##### RECORDS SHOWN #####

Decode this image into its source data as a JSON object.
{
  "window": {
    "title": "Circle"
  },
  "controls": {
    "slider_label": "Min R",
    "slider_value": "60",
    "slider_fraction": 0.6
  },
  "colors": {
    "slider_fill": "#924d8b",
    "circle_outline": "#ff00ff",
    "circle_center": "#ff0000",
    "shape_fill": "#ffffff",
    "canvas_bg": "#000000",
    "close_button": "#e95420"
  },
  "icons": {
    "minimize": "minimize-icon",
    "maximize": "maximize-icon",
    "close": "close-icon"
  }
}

#####
##### RECORDS SHOWN #####

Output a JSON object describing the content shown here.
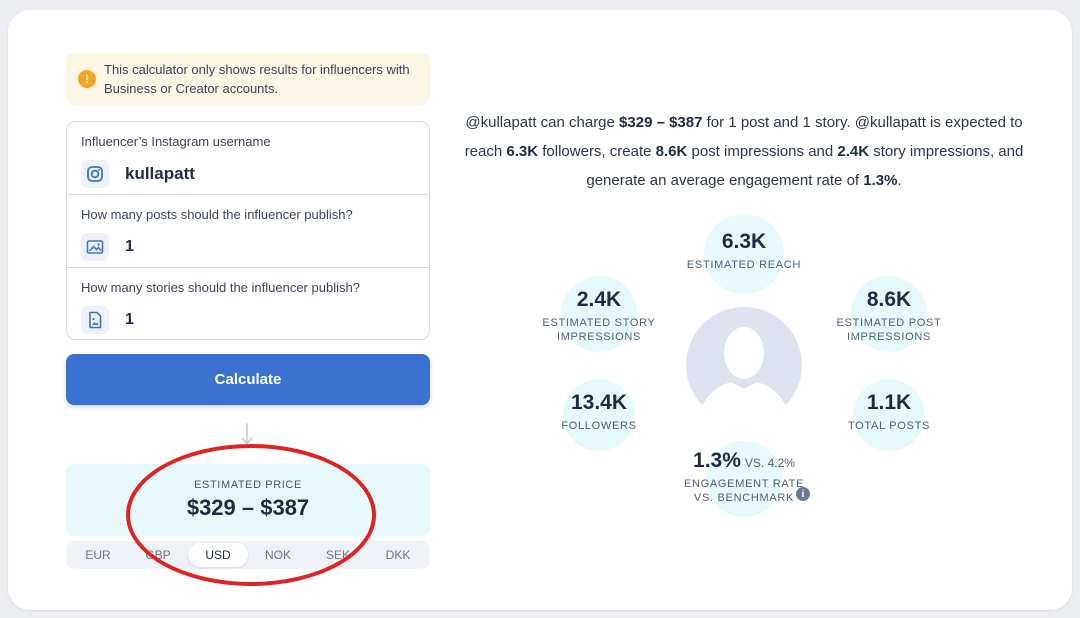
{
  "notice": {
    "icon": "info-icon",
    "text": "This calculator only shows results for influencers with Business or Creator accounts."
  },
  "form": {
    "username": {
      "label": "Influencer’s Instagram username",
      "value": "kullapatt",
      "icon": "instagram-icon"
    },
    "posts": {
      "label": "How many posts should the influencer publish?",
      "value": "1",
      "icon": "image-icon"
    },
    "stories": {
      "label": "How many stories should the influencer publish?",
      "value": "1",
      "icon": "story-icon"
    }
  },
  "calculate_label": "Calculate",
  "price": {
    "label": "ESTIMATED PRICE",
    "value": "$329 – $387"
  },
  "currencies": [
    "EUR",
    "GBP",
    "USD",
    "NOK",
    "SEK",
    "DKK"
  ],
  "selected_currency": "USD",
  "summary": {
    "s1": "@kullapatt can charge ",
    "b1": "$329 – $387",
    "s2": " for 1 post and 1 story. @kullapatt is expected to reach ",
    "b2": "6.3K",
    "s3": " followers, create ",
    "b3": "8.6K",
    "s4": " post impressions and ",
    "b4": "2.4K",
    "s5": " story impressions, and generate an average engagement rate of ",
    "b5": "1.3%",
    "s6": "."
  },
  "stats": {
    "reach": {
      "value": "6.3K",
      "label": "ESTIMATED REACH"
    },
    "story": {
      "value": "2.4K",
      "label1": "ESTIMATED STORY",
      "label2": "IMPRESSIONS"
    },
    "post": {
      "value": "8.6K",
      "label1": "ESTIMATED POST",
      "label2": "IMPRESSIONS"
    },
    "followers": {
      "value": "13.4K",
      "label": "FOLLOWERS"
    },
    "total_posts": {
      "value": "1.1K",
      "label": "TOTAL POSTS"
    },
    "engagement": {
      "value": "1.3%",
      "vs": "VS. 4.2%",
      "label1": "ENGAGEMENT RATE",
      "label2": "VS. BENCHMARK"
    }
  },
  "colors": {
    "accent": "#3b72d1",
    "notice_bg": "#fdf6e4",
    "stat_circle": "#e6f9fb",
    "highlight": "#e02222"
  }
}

#####
##### RECORDS SHOWN #####

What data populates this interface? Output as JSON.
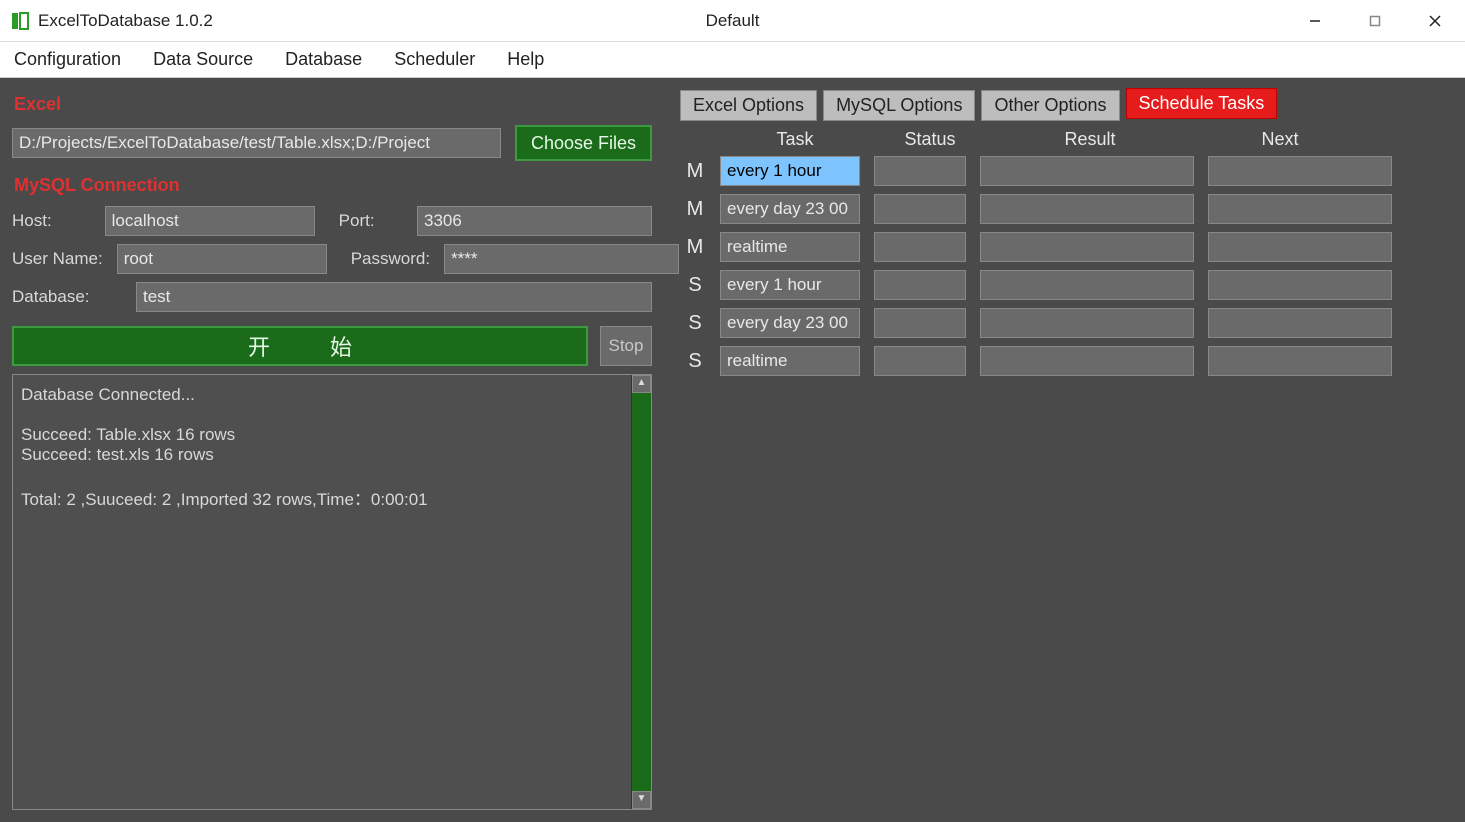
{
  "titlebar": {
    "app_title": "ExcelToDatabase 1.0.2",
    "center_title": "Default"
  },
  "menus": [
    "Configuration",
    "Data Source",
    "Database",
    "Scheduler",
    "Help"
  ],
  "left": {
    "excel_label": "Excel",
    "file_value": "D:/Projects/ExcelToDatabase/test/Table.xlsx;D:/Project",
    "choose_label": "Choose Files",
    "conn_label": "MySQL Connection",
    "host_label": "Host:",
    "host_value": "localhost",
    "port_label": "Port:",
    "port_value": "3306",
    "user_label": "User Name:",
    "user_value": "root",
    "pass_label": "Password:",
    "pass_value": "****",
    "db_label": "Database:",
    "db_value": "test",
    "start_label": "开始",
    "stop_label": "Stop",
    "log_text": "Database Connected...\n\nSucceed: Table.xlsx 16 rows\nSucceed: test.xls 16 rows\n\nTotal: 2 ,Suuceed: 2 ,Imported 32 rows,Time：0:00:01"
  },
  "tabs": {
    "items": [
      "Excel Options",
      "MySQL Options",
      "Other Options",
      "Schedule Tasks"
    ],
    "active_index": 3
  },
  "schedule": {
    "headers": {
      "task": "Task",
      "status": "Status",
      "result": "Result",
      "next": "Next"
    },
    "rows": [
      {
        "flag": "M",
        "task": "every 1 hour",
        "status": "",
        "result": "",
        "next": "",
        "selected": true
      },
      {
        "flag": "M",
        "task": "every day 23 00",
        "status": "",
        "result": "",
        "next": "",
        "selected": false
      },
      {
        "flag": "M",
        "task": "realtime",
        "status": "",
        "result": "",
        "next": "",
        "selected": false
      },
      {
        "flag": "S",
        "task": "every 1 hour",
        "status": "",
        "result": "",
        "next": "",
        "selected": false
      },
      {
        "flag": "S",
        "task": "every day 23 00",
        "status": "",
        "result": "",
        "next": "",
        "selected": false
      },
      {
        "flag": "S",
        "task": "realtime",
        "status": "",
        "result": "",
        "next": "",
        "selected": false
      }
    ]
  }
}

#####

Every line that holds the string "username" should be returned.

◆ EXERCISE SOLUTION
    "username": {
      "label": "Influencer’s Instagram username",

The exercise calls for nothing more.